→ **Request**
Which lines hold the word "JSON"? Show each of them.

Data entries:
--- start ---
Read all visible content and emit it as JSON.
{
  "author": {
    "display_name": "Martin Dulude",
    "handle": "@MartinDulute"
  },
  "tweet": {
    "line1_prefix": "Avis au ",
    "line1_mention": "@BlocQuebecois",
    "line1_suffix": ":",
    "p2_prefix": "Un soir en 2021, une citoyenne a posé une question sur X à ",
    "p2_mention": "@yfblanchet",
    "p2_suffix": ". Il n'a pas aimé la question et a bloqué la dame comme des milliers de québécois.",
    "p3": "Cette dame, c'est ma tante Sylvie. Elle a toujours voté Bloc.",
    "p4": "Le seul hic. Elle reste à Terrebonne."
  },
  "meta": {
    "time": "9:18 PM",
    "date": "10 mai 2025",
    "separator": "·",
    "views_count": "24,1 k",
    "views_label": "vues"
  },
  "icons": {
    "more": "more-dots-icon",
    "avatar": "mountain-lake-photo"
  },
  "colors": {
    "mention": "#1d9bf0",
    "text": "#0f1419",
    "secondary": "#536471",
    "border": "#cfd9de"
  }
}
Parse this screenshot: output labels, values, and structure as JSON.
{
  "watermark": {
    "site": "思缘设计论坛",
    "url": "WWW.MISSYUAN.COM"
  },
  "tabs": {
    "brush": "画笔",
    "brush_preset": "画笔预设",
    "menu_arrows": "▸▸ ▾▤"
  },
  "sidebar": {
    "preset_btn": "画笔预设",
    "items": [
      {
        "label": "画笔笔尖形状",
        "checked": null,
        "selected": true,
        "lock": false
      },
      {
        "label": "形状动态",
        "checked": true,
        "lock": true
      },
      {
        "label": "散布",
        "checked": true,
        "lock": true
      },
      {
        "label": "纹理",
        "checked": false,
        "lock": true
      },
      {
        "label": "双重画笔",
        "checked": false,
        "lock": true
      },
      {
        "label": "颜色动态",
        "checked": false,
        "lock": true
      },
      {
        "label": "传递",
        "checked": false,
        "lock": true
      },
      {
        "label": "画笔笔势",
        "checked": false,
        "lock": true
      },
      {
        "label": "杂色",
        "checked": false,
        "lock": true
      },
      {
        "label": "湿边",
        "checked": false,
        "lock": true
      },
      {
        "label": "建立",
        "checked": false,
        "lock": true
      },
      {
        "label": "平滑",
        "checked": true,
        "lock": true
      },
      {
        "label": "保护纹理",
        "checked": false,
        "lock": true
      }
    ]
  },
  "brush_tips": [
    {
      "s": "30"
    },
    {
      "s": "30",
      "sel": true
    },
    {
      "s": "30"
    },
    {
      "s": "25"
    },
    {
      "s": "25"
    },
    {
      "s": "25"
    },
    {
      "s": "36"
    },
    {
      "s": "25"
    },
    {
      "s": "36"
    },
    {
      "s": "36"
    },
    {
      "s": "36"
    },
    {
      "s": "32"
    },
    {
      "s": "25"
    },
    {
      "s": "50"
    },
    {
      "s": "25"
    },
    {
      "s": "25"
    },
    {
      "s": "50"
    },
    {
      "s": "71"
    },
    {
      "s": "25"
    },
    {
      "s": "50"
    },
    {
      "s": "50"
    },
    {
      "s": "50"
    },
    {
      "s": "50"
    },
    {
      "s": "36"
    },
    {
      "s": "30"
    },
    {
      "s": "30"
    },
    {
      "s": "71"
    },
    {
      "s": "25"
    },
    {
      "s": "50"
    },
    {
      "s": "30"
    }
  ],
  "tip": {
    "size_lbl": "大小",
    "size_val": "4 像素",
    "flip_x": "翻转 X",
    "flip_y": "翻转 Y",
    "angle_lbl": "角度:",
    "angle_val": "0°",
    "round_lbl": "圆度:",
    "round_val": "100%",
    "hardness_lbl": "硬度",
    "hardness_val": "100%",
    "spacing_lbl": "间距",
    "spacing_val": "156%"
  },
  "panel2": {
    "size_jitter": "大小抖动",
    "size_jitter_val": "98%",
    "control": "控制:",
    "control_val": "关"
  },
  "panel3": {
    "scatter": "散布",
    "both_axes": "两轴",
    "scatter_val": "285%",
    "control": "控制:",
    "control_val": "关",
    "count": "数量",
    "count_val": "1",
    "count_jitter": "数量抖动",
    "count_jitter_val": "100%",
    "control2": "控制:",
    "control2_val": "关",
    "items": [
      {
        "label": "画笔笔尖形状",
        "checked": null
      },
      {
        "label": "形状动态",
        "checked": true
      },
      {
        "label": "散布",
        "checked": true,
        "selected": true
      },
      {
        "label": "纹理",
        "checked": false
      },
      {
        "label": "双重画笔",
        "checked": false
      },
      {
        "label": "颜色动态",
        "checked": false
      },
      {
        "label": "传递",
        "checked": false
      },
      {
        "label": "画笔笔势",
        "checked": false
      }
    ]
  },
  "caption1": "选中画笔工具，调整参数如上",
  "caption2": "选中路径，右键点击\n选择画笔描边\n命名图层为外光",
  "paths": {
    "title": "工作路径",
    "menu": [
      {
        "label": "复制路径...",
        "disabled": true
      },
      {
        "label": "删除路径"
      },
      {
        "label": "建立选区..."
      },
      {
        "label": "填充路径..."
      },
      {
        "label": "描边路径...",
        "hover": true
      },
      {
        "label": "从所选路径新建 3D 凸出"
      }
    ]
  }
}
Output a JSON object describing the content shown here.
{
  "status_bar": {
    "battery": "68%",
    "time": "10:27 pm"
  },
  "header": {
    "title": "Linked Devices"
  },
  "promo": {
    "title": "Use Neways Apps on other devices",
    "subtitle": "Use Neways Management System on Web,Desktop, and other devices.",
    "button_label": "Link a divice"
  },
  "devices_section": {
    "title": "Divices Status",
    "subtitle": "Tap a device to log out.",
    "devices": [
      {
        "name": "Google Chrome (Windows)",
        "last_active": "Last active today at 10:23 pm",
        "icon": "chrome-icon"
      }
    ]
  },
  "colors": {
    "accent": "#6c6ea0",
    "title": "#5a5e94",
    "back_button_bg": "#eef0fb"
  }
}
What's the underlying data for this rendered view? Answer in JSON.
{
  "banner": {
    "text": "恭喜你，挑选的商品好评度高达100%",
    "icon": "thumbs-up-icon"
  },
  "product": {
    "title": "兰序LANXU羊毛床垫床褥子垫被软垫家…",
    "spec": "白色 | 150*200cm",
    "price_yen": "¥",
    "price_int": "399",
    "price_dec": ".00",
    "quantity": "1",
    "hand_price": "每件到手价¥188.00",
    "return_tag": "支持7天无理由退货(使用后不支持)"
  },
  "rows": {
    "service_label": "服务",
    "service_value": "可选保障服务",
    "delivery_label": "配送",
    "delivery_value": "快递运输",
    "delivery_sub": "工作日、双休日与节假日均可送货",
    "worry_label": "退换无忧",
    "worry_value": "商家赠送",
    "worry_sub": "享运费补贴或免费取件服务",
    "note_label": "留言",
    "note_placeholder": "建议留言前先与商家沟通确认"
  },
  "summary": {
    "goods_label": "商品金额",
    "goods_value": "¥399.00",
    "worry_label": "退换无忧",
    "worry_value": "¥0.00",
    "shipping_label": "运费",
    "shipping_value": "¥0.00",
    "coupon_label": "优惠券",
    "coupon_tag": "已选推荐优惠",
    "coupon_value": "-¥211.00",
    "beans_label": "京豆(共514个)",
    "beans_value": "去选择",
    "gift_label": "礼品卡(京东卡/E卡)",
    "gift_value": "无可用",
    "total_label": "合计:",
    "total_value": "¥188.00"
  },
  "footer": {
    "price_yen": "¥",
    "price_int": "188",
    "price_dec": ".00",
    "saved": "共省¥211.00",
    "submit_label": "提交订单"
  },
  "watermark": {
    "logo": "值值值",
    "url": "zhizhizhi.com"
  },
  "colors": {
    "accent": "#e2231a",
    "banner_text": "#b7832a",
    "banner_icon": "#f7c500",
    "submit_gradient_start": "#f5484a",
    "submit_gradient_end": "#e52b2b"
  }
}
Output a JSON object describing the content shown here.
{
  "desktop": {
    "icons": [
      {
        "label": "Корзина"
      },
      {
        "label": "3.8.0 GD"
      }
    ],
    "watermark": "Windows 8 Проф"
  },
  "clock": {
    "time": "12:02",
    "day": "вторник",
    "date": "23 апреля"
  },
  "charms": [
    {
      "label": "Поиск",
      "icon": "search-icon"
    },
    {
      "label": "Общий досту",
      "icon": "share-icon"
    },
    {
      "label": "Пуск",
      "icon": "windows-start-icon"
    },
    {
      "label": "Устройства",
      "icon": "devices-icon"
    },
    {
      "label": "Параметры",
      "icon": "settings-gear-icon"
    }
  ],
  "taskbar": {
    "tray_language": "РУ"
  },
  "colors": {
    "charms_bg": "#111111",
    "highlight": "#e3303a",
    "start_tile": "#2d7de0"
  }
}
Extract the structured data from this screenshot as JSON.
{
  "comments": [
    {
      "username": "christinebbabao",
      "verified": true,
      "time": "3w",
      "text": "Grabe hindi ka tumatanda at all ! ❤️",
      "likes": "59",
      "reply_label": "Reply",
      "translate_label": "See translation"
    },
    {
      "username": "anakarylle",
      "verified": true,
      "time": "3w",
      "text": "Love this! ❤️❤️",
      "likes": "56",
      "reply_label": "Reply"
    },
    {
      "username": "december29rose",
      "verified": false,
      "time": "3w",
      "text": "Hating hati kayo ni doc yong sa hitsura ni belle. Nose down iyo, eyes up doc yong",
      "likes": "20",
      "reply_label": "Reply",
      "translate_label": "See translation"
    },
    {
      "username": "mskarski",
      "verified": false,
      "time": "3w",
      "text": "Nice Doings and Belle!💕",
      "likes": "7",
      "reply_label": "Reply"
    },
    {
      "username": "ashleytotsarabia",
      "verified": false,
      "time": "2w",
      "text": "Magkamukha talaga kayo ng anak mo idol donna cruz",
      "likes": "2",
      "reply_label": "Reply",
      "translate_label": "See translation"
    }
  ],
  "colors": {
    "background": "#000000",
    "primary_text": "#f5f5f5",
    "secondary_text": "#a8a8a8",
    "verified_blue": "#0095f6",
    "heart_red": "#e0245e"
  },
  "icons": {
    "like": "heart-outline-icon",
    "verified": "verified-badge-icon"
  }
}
--- end ---
→ **Result of this task**
Read all visible content and emit it as JSON.
Parse this screenshot: output labels, values, and structure as JSON.
Output a JSON object describing the content shown here.
What's the underlying data for this rendered view? Answer in JSON.
Output a JSON object describing the content shown here.
Extract the structured data from this screenshot as JSON.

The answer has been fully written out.